GOAL OF THE EXERCISE.
Quote all of the data below exactly, please.

INFORMATION PROVIDED.
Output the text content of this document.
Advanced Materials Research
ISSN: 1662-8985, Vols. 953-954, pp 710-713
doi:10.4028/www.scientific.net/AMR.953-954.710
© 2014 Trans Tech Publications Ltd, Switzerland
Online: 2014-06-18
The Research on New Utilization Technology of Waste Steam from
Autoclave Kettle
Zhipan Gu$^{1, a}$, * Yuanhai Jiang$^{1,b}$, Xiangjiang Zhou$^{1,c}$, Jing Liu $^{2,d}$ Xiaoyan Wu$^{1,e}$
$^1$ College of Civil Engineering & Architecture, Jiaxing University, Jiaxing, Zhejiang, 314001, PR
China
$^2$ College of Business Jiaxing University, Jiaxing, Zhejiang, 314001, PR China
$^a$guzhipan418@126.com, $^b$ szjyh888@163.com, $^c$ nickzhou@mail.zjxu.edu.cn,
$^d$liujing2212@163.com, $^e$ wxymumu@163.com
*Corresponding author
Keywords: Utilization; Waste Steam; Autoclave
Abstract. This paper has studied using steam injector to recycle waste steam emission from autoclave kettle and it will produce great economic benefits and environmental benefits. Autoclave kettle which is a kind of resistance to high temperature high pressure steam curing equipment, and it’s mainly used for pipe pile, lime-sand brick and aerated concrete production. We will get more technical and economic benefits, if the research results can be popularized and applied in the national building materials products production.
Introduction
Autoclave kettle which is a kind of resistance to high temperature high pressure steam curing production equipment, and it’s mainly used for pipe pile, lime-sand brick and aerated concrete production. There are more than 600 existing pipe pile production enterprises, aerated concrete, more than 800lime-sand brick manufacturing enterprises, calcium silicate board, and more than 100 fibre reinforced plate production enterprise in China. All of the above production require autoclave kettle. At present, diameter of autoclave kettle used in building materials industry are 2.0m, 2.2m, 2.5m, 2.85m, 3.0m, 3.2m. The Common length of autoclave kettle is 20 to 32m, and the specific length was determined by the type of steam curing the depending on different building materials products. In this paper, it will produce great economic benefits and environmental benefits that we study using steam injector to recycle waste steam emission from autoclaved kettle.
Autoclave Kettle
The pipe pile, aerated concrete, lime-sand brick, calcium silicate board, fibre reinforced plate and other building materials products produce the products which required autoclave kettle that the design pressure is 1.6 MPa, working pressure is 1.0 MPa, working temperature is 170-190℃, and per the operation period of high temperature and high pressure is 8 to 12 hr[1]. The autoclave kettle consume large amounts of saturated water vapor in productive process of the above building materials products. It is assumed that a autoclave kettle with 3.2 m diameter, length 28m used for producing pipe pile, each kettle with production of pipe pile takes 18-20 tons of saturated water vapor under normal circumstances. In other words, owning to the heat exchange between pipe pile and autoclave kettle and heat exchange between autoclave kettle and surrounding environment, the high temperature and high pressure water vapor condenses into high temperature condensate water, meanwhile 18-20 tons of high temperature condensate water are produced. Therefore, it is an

EXPECTED OUTPUT.
Output the text content of this document.
Advanced Materials Research
ISSN: 1662-8985, Vols. 953-954, pp 710-713
doi:10.4028/www.scientific.net/AMR.953-954.710
© 2014 Trans Tech Publications Ltd, Switzerland
Online: 2014-06-18
The Research on New Utilization Technology of Waste Steam from
Autoclave Kettle
Zhipan Gu$^{1, a}$, * Yuanhai Jiang$^{1,b}$, Xiangjiang Zhou$^{1,c}$, Jing Liu $^{2,d}$ Xiaoyan Wu$^{1,e}$
$^1$ College of Civil Engineering & Architecture, Jiaxing University, Jiaxing, Zhejiang, 314001, PR
China
$^2$ College of Business Jiaxing University, Jiaxing, Zhejiang, 314001, PR China
$^a$guzhipan418@126.com, $^b$ szjyh888@163.com, $^c$ nickzhou@mail.zjxu.edu.cn,
$^d$liujing2212@163.com, $^e$ wxymumu@163.com
*Corresponding author
Keywords: Utilization; Waste Steam; Autoclave
Abstract. This paper has studied using steam injector to recycle waste steam emission from autoclave kettle and it will produce great economic benefits and environmental benefits. Autoclave kettle which is a kind of resistance to high temperature high pressure steam curing equipment, and it’s mainly used for pipe pile, lime-sand brick and aerated concrete production. We will get more technical and economic benefits, if the research results can be popularized and applied in the national building materials products production.
Introduction
Autoclave kettle which is a kind of resistance to high temperature high pressure steam curing production equipment, and it’s mainly used for pipe pile, lime-sand brick and aerated concrete production. There are more than 600 existing pipe pile production enterprises, aerated concrete, more than 800lime-sand brick manufacturing enterprises, calcium silicate board, and more than 100 fibre reinforced plate production enterprise in China. All of the above production require autoclave kettle. At present, diameter of autoclave kettle used in building materials industry are 2.0m, 2.2m, 2.5m, 2.85m, 3.0m, 3.2m. The Common length of autoclave kettle is 20 to 32m, and the specific length was determined by the type of steam curing the depending on different building materials products. In this paper, it will produce great economic benefits and environmental benefits that we study using steam injector to recycle waste steam emission from autoclaved kettle.
Autoclave Kettle
The pipe pile, aerated concrete, lime-sand brick, calcium silicate board, fibre reinforced plate and other building materials products produce the products which required autoclave kettle that the design pressure is 1.6 MPa, working pressure is 1.0 MPa, working temperature is 170-190℃, and per the operation period of high temperature and high pressure is 8 to 12 hr[1]. The autoclave kettle consume large amounts of saturated water vapor in productive process of the above building materials products. It is assumed that a autoclave kettle with 3.2 m diameter, length 28m used for producing pipe pile, each kettle with production of pipe pile takes 18-20 tons of saturated water vapor under normal circumstances. In other words, owning to the heat exchange between pipe pile and autoclave kettle and heat exchange between autoclave kettle and surrounding environment, the high temperature and high pressure water vapor condenses into high temperature condensate water, meanwhile 18-20 tons of high temperature condensate water are produced. Therefore, it is an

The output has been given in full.